=== Given exercise ===
Locate all lines with the word "name". Copy them.

=== Dataset content ===
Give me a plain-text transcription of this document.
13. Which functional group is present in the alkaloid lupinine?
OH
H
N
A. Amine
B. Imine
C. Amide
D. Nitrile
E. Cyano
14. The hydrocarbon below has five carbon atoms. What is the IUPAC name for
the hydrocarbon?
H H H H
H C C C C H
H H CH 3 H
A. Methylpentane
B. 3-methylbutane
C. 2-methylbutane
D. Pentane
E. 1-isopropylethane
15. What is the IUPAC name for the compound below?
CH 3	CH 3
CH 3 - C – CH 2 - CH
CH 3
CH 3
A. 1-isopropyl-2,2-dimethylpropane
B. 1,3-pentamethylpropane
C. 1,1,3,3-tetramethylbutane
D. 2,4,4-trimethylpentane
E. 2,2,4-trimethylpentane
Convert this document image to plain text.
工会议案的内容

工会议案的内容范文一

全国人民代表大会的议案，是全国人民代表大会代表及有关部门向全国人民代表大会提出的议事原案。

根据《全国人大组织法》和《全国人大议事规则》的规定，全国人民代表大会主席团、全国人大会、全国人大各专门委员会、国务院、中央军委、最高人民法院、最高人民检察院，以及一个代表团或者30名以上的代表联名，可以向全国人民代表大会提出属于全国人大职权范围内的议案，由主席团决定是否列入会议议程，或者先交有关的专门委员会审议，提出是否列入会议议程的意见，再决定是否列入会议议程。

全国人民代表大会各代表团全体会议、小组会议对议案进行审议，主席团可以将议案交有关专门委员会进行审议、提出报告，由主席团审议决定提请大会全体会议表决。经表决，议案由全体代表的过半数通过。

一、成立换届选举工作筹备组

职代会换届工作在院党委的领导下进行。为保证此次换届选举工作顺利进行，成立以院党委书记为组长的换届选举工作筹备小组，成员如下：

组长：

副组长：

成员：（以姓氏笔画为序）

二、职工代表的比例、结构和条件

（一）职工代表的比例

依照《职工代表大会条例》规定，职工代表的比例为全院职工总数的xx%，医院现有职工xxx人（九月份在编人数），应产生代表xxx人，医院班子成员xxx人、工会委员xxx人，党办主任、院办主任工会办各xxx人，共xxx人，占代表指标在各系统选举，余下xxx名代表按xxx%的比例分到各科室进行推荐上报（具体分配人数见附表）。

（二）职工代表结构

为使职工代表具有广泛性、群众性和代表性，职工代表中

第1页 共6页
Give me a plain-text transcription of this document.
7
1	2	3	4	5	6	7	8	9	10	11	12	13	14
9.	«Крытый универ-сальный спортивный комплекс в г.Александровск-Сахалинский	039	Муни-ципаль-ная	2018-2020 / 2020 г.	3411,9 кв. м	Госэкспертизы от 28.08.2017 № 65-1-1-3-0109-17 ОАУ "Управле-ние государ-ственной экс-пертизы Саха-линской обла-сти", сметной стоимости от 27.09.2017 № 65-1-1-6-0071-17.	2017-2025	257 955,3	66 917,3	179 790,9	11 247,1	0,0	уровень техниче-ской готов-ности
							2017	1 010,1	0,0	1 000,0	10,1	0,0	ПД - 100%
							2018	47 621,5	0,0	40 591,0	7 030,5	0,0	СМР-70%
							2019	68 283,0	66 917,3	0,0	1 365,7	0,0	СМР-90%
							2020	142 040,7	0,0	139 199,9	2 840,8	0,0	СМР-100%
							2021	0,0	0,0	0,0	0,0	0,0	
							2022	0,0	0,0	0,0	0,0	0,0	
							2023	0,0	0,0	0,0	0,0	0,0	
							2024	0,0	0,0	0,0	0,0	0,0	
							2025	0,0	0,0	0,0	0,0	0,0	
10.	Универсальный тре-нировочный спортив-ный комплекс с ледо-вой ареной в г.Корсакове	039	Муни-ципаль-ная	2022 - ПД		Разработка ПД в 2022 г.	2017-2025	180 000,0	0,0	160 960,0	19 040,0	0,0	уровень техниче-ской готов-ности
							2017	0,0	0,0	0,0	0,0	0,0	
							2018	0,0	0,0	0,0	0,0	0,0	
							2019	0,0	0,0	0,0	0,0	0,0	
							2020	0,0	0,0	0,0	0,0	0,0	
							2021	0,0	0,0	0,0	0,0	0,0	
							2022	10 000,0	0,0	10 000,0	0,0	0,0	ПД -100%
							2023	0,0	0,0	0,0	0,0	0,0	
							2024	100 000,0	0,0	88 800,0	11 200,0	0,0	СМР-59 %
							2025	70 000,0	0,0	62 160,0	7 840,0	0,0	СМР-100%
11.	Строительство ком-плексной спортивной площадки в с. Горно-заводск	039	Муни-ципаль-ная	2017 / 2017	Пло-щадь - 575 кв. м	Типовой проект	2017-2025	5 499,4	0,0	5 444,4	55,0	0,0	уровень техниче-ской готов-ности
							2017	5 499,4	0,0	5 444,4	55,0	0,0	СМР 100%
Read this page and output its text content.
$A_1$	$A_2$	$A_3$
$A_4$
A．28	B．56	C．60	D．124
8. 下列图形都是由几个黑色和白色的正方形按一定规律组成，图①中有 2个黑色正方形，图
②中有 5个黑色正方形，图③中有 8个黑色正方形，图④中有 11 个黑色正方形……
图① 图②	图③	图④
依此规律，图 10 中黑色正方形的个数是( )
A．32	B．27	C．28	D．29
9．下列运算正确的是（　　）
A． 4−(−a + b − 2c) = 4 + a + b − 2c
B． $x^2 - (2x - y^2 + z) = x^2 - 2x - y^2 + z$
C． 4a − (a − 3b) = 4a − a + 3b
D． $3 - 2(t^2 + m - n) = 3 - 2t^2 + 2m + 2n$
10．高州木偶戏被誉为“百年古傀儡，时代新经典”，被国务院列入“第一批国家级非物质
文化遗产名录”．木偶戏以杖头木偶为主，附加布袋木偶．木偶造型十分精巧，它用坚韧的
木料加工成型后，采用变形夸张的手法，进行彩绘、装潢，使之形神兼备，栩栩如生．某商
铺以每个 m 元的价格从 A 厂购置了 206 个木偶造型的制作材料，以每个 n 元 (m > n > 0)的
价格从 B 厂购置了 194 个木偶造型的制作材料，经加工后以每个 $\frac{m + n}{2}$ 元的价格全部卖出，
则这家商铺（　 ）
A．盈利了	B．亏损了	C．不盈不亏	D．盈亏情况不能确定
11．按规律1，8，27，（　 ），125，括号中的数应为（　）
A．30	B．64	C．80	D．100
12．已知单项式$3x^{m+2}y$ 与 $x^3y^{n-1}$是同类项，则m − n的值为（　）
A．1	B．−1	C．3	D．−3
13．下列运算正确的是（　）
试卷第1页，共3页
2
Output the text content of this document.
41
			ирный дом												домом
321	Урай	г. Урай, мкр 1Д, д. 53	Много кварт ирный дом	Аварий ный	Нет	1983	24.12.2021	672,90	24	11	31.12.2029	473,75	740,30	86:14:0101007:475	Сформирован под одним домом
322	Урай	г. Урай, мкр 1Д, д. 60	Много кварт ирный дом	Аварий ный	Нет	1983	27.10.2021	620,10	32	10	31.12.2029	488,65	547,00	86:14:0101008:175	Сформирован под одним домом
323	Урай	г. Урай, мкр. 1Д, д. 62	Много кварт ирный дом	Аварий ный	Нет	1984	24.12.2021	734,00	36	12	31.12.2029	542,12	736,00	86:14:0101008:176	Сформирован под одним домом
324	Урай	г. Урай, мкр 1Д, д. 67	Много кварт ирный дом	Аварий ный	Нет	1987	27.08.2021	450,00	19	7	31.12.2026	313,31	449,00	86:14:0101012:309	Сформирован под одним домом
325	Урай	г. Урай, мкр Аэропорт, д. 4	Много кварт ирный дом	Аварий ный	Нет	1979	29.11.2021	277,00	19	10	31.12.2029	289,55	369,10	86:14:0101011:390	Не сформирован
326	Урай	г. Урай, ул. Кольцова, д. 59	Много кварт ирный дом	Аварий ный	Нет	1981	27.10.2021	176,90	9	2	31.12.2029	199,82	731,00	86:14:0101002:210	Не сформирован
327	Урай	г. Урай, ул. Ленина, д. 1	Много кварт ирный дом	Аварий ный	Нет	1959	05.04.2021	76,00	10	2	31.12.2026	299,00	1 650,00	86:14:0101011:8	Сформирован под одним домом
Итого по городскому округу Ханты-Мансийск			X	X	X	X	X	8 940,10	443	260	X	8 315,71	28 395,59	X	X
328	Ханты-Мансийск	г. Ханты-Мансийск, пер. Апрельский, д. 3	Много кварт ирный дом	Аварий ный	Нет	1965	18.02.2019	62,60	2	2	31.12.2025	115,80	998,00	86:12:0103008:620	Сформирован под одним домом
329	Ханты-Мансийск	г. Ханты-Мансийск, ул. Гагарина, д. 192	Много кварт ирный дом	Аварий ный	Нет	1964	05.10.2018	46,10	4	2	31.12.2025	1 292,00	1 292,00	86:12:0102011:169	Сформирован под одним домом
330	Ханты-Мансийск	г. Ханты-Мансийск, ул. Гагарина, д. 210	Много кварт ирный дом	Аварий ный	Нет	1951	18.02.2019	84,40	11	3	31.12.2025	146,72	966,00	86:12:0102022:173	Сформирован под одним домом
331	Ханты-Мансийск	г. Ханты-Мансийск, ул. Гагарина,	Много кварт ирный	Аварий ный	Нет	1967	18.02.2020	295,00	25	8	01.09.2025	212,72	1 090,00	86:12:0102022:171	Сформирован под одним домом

=== The completed task ===
14. The hydrocarbon below has five carbon atoms. What is the IUPAC name for
15. What is the IUPAC name for the compound below?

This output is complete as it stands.